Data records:
· · · · ·

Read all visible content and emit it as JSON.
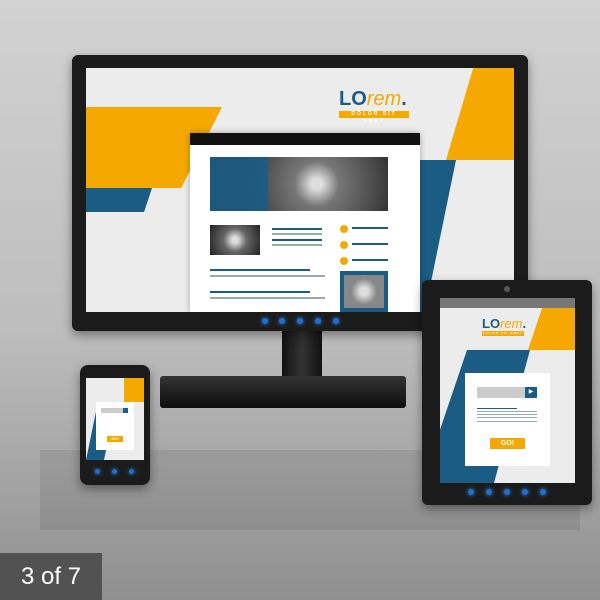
{
  "brand": {
    "logo_lo": "LO",
    "logo_rem": "rem",
    "logo_dot": ".",
    "tagline": "DOLOR SIT AMET"
  },
  "tablet": {
    "go_label": "GO!"
  },
  "phone": {
    "go_label": "GO!"
  },
  "gallery": {
    "counter": "3 of 7"
  },
  "colors": {
    "orange": "#f5a800",
    "blue": "#1b5c85",
    "frame": "#1b1b1b"
  }
}
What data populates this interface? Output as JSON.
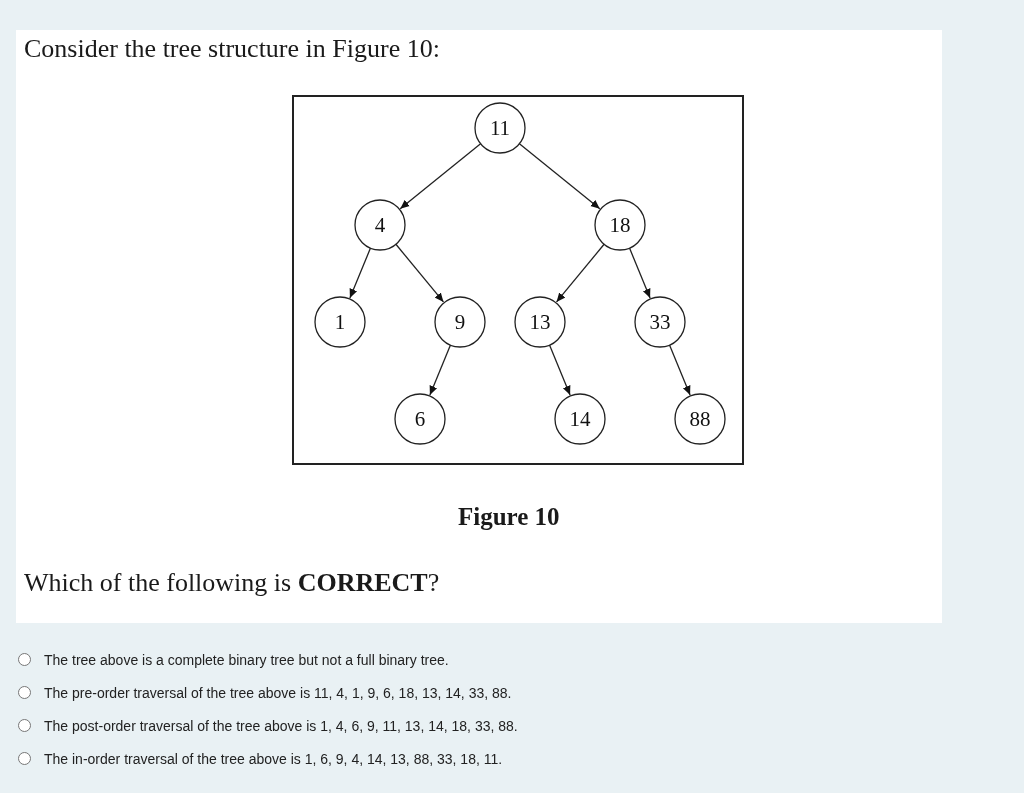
{
  "question": {
    "intro": "Consider the tree structure in Figure 10:",
    "figure": {
      "tree": {
        "label": "11",
        "children": [
          {
            "label": "4",
            "kind": "left",
            "children": [
              {
                "label": "1",
                "kind": "left"
              },
              {
                "label": "9",
                "kind": "right",
                "children": [
                  {
                    "label": "6",
                    "kind": "left"
                  }
                ]
              }
            ]
          },
          {
            "label": "18",
            "kind": "right",
            "children": [
              {
                "label": "13",
                "kind": "left",
                "children": [
                  {
                    "label": "14",
                    "kind": "right"
                  }
                ]
              },
              {
                "label": "33",
                "kind": "right",
                "children": [
                  {
                    "label": "88",
                    "kind": "right"
                  }
                ]
              }
            ]
          }
        ]
      },
      "caption": "Figure 10"
    },
    "prompt": "Which of the following is **CORRECT**?"
  },
  "options": [
    {
      "label": "The tree above is a complete binary tree but not a full binary tree.",
      "selected": false
    },
    {
      "label": "The pre-order traversal of the tree above is 11, 4, 1, 9, 6, 18, 13, 14, 33, 88.",
      "selected": false
    },
    {
      "label": "The post-order traversal of the tree above is 1, 4, 6, 9, 11, 13, 14, 18, 33, 88.",
      "selected": false
    },
    {
      "label": "The in-order traversal of the tree above is 1, 6, 9, 4, 14, 13, 88, 33, 18, 11.",
      "selected": false
    }
  ]
}
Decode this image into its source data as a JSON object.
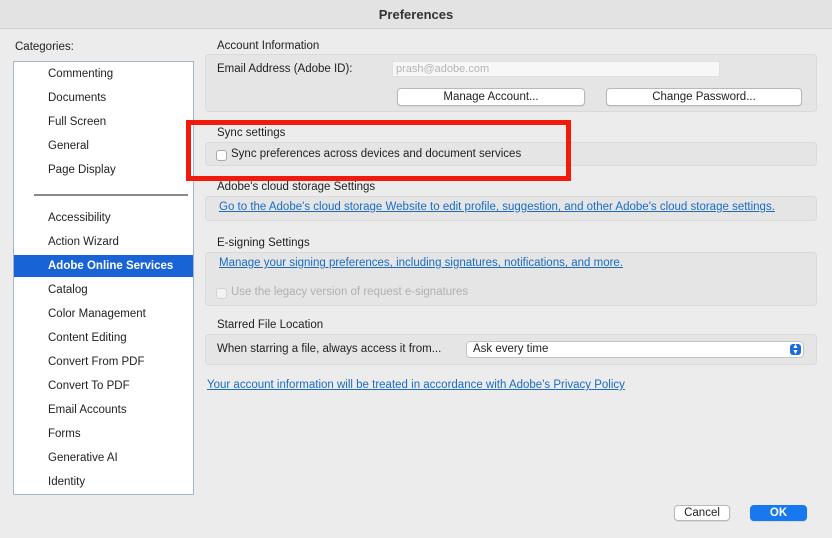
{
  "window": {
    "title": "Preferences"
  },
  "categories": {
    "label": "Categories:",
    "group1": [
      "Commenting",
      "Documents",
      "Full Screen",
      "General",
      "Page Display"
    ],
    "group2": [
      "Accessibility",
      "Action Wizard",
      "Adobe Online Services",
      "Catalog",
      "Color Management",
      "Content Editing",
      "Convert From PDF",
      "Convert To PDF",
      "Email Accounts",
      "Forms",
      "Generative AI",
      "Identity"
    ],
    "selected": "Adobe Online Services"
  },
  "account": {
    "title": "Account Information",
    "email_label": "Email Address (Adobe ID):",
    "email_value": "prash@adobe.com",
    "manage_button": "Manage Account...",
    "password_button": "Change Password..."
  },
  "sync": {
    "title": "Sync settings",
    "checkbox_label": "Sync preferences across devices and document services",
    "checked": false
  },
  "cloud": {
    "title": "Adobe's cloud storage Settings",
    "link": "Go to the Adobe's cloud storage Website to edit profile, suggestion, and other Adobe's cloud storage settings."
  },
  "esign": {
    "title": "E-signing Settings",
    "link": "Manage your signing preferences, including signatures, notifications, and more.",
    "legacy_label": "Use the legacy version of request e-signatures"
  },
  "starred": {
    "title": "Starred File Location",
    "label": "When starring a file, always access it from...",
    "selected_option": "Ask every time"
  },
  "privacy_link": "Your account information will be treated in accordance with Adobe's Privacy Policy",
  "footer": {
    "cancel": "Cancel",
    "ok": "OK"
  },
  "colors": {
    "selection": "#1863d6",
    "link": "#1a6bc4",
    "highlight": "#f21a0a",
    "primary_button": "#1878f0"
  }
}
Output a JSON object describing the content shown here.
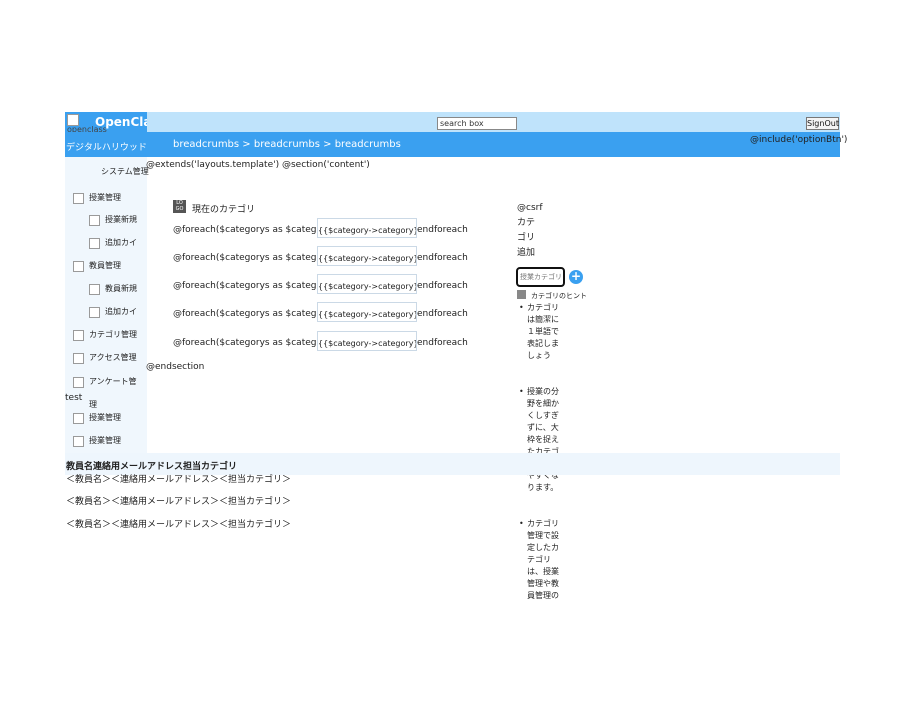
{
  "header": {
    "logo_alt": "openclass",
    "logo_text": "OpenClass",
    "search_value": "search box",
    "signout_label": "SignOut"
  },
  "subheader": {
    "university": "デジタルハリウッド大学",
    "breadcrumb": "breadcrumbs > breadcrumbs > breadcrumbs",
    "include_btn": "@include('optionBtn')"
  },
  "sidebar": {
    "title": "システム管理",
    "items": [
      {
        "label": "授業管理"
      },
      {
        "label": "授業新規"
      },
      {
        "label": "追加カイ"
      },
      {
        "label": "教員管理"
      },
      {
        "label": "教員新規"
      },
      {
        "label": "追加カイ"
      },
      {
        "label": "カテゴリ管理"
      },
      {
        "label": "アクセス管理"
      },
      {
        "label": "アンケート管"
      },
      {
        "label": "理"
      },
      {
        "label": "授業管理"
      },
      {
        "label": "授業管理"
      }
    ],
    "test_label": "test"
  },
  "main": {
    "extends": "@extends('layouts.template') @section('content')",
    "current_category": "現在のカテゴリ",
    "loop_prefix": "@foreach($categorys as $catego",
    "loop_input": "{{$category->category}}",
    "loop_suffix": "endforeach",
    "endsection": "@endsection"
  },
  "right": {
    "csrf": "@csrf",
    "add_label": "カテゴリ追加",
    "add_placeholder": "授業カテゴリ",
    "hint_title": "カテゴリのヒント",
    "hints": [
      "カテゴリは簡潔に１単語で表記しましょう",
      "授業の分野を細かくしすぎずに、大枠を捉えたカテゴがわかりやすくなります。",
      "カテゴリ管理で設定したカテゴリは、授業管理や教員管理の"
    ]
  },
  "table": {
    "header": "教員名連絡用メールアドレス担当カテゴリ",
    "rows": [
      "＜教員名＞＜連絡用メールアドレス＞＜担当カテゴリ＞",
      "＜教員名＞＜連絡用メールアドレス＞＜担当カテゴリ＞",
      "＜教員名＞＜連絡用メールアドレス＞＜担当カテゴリ＞"
    ]
  },
  "colors": {
    "primary": "#3aa0f0",
    "topbar": "#bfe3fb",
    "sidebar": "#f0f7fd"
  }
}
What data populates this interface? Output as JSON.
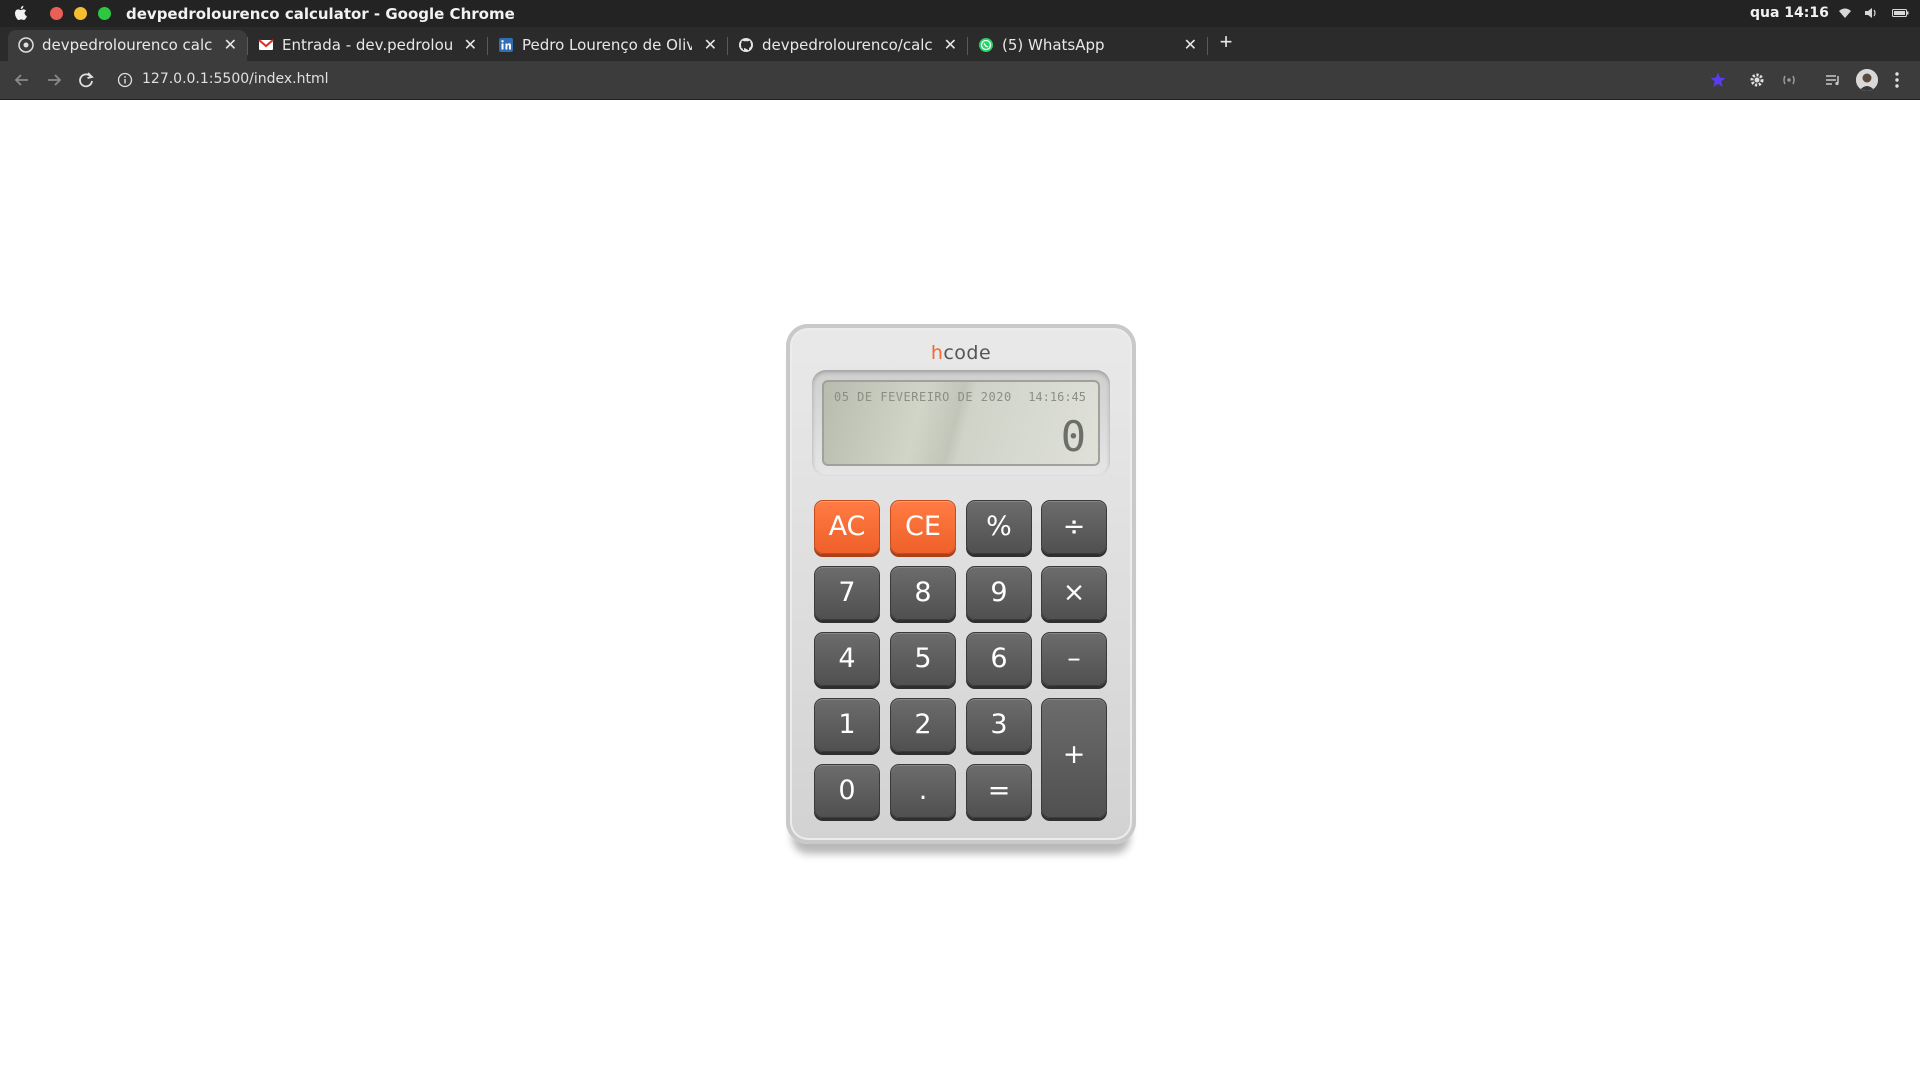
{
  "os_bar": {
    "title": "devpedrolourenco calculator - Google Chrome",
    "clock": "qua 14:16",
    "icons": [
      "apple-icon",
      "wifi-icon",
      "volume-icon",
      "battery-icon"
    ]
  },
  "tabs": [
    {
      "label": "devpedrolourenco calcula",
      "favicon": "page-icon",
      "active": true
    },
    {
      "label": "Entrada - dev.pedrolouren",
      "favicon": "gmail-icon",
      "active": false
    },
    {
      "label": "Pedro Lourenço de Oliveira",
      "favicon": "linkedin-icon",
      "active": false
    },
    {
      "label": "devpedrolourenco/calcula",
      "favicon": "github-icon",
      "active": false
    },
    {
      "label": "(5) WhatsApp",
      "favicon": "whatsapp-icon",
      "active": false
    }
  ],
  "toolbar": {
    "url": "127.0.0.1:5500/index.html",
    "icons": [
      "back-icon",
      "forward-icon",
      "reload-icon",
      "info-icon",
      "extension-star-icon",
      "extension-gear-icon",
      "extension-cast-icon",
      "media-list-icon",
      "profile-avatar",
      "menu-icon"
    ]
  },
  "calculator": {
    "brand_h": "h",
    "brand_rest": "code",
    "date": "05 DE FEVEREIRO DE 2020",
    "time": "14:16:45",
    "value": "0",
    "keys": {
      "ac": "AC",
      "ce": "CE",
      "percent": "%",
      "divide": "÷",
      "seven": "7",
      "eight": "8",
      "nine": "9",
      "multiply": "×",
      "four": "4",
      "five": "5",
      "six": "6",
      "subtract": "–",
      "one": "1",
      "two": "2",
      "three": "3",
      "add": "+",
      "zero": "0",
      "dot": ".",
      "equals": "="
    }
  },
  "colors": {
    "accent_orange": "#f26a32",
    "key_dark": "#555555",
    "display_bg": "#cfd3c6"
  }
}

· · · · ·

WHAT IS BEING ASKED -> All of the records need repeating exactly, except for the pictures.

RESULT FOR THIS EXERCISE ->
Read all visible content and emit it as JSON.
{
  "brand": {
    "logo_lo": "LO",
    "logo_rem": "rem",
    "logo_dot": ".",
    "tagline": "DOLOR SIT AMET"
  },
  "tablet": {
    "go_label": "GO!"
  },
  "phone": {
    "go_label": "GO!"
  },
  "gallery": {
    "counter": "3 of 7"
  },
  "colors": {
    "orange": "#f5a800",
    "blue": "#1b5c85",
    "frame": "#1b1b1b"
  }
}
What data populates this interface? Output as JSON.
{
  "question": {
    "intro": "Consider the tree structure in Figure 10:",
    "figure": {
      "tree": {
        "label": "11",
        "children": [
          {
            "label": "4",
            "kind": "left",
            "children": [
              {
                "label": "1",
                "kind": "left"
              },
              {
                "label": "9",
                "kind": "right",
                "children": [
                  {
                    "label": "6",
                    "kind": "left"
                  }
                ]
              }
            ]
          },
          {
            "label": "18",
            "kind": "right",
            "children": [
              {
                "label": "13",
                "kind": "left",
                "children": [
                  {
                    "label": "14",
                    "kind": "right"
                  }
                ]
              },
              {
                "label": "33",
                "kind": "right",
                "children": [
                  {
                    "label": "88",
                    "kind": "right"
                  }
                ]
              }
            ]
          }
        ]
      },
      "caption": "Figure 10"
    },
    "prompt": "Which of the following is **CORRECT**?"
  },
  "options": [
    {
      "label": "The tree above is a complete binary tree but not a full binary tree.",
      "selected": false
    },
    {
      "label": "The pre-order traversal of the tree above is 11, 4, 1, 9, 6, 18, 13, 14, 33, 88.",
      "selected": false
    },
    {
      "label": "The post-order traversal of the tree above is 1, 4, 6, 9, 11, 13, 14, 18, 33, 88.",
      "selected": false
    },
    {
      "label": "The in-order traversal of the tree above is 1, 6, 9, 4, 14, 13, 88, 33, 18, 11.",
      "selected": false
    }
  ]
}
Decode this image into its source data as a JSON object.
{
  "window": {
    "title": "Preferences"
  },
  "categories": {
    "label": "Categories:",
    "group1": [
      "Commenting",
      "Documents",
      "Full Screen",
      "General",
      "Page Display"
    ],
    "group2": [
      "Accessibility",
      "Action Wizard",
      "Adobe Online Services",
      "Catalog",
      "Color Management",
      "Content Editing",
      "Convert From PDF",
      "Convert To PDF",
      "Email Accounts",
      "Forms",
      "Generative AI",
      "Identity"
    ],
    "selected": "Adobe Online Services"
  },
  "account": {
    "title": "Account Information",
    "email_label": "Email Address (Adobe ID):",
    "email_value": "prash@adobe.com",
    "manage_button": "Manage Account...",
    "password_button": "Change Password..."
  },
  "sync": {
    "title": "Sync settings",
    "checkbox_label": "Sync preferences across devices and document services",
    "checked": false
  },
  "cloud": {
    "title": "Adobe's cloud storage Settings",
    "link": "Go to the Adobe's cloud storage Website to edit profile, suggestion, and other Adobe's cloud storage settings."
  },
  "esign": {
    "title": "E-signing Settings",
    "link": "Manage your signing preferences, including signatures, notifications, and more.",
    "legacy_label": "Use the legacy version of request e-signatures"
  },
  "starred": {
    "title": "Starred File Location",
    "label": "When starring a file, always access it from...",
    "selected_option": "Ask every time"
  },
  "privacy_link": "Your account information will be treated in accordance with Adobe's Privacy Policy",
  "footer": {
    "cancel": "Cancel",
    "ok": "OK"
  },
  "colors": {
    "selection": "#1863d6",
    "link": "#1a6bc4",
    "highlight": "#f21a0a",
    "primary_button": "#1878f0"
  }
}
Output a JSON object describing the content shown here.
{
  "header": {
    "logo_alt": "openclass",
    "logo_text": "OpenClass",
    "search_value": "search box",
    "signout_label": "SignOut"
  },
  "subheader": {
    "university": "デジタルハリウッド大学",
    "breadcrumb": "breadcrumbs > breadcrumbs > breadcrumbs",
    "include_btn": "@include('optionBtn')"
  },
  "sidebar": {
    "title": "システム管理",
    "items": [
      {
        "label": "授業管理"
      },
      {
        "label": "授業新規"
      },
      {
        "label": "追加カイ"
      },
      {
        "label": "教員管理"
      },
      {
        "label": "教員新規"
      },
      {
        "label": "追加カイ"
      },
      {
        "label": "カテゴリ管理"
      },
      {
        "label": "アクセス管理"
      },
      {
        "label": "アンケート管"
      },
      {
        "label": "理"
      },
      {
        "label": "授業管理"
      },
      {
        "label": "授業管理"
      }
    ],
    "test_label": "test"
  },
  "main": {
    "extends": "@extends('layouts.template') @section('content')",
    "current_category": "現在のカテゴリ",
    "loop_prefix": "@foreach($categorys as $catego",
    "loop_input": "{{$category->category}}",
    "loop_suffix": "endforeach",
    "endsection": "@endsection"
  },
  "right": {
    "csrf": "@csrf",
    "add_label": "カテゴリ追加",
    "add_placeholder": "授業カテゴリ",
    "hint_title": "カテゴリのヒント",
    "hints": [
      "カテゴリは簡潔に１単語で表記しましょう",
      "授業の分野を細かくしすぎずに、大枠を捉えたカテゴがわかりやすくなります。",
      "カテゴリ管理で設定したカテゴリは、授業管理や教員管理の"
    ]
  },
  "table": {
    "header": "教員名連絡用メールアドレス担当カテゴリ",
    "rows": [
      "＜教員名＞＜連絡用メールアドレス＞＜担当カテゴリ＞",
      "＜教員名＞＜連絡用メールアドレス＞＜担当カテゴリ＞",
      "＜教員名＞＜連絡用メールアドレス＞＜担当カテゴリ＞"
    ]
  },
  "colors": {
    "primary": "#3aa0f0",
    "topbar": "#bfe3fb",
    "sidebar": "#f0f7fd"
  }
}
What data populates this interface? Output as JSON.
{
  "os_bar": {
    "title": "devpedrolourenco calculator - Google Chrome",
    "clock": "qua 14:16",
    "icons": [
      "apple-icon",
      "wifi-icon",
      "volume-icon",
      "battery-icon"
    ]
  },
  "tabs": [
    {
      "label": "devpedrolourenco calcula",
      "favicon": "page-icon",
      "active": true
    },
    {
      "label": "Entrada - dev.pedrolouren",
      "favicon": "gmail-icon",
      "active": false
    },
    {
      "label": "Pedro Lourenço de Oliveira",
      "favicon": "linkedin-icon",
      "active": false
    },
    {
      "label": "devpedrolourenco/calcula",
      "favicon": "github-icon",
      "active": false
    },
    {
      "label": "(5) WhatsApp",
      "favicon": "whatsapp-icon",
      "active": false
    }
  ],
  "toolbar": {
    "url": "127.0.0.1:5500/index.html",
    "icons": [
      "back-icon",
      "forward-icon",
      "reload-icon",
      "info-icon",
      "extension-star-icon",
      "extension-gear-icon",
      "extension-cast-icon",
      "media-list-icon",
      "profile-avatar",
      "menu-icon"
    ]
  },
  "calculator": {
    "brand_h": "h",
    "brand_rest": "code",
    "date": "05 DE FEVEREIRO DE 2020",
    "time": "14:16:45",
    "value": "0",
    "keys": {
      "ac": "AC",
      "ce": "CE",
      "percent": "%",
      "divide": "÷",
      "seven": "7",
      "eight": "8",
      "nine": "9",
      "multiply": "×",
      "four": "4",
      "five": "5",
      "six": "6",
      "subtract": "–",
      "one": "1",
      "two": "2",
      "three": "3",
      "add": "+",
      "zero": "0",
      "dot": ".",
      "equals": "="
    }
  },
  "colors": {
    "accent_orange": "#f26a32",
    "key_dark": "#555555",
    "display_bg": "#cfd3c6"
  }
}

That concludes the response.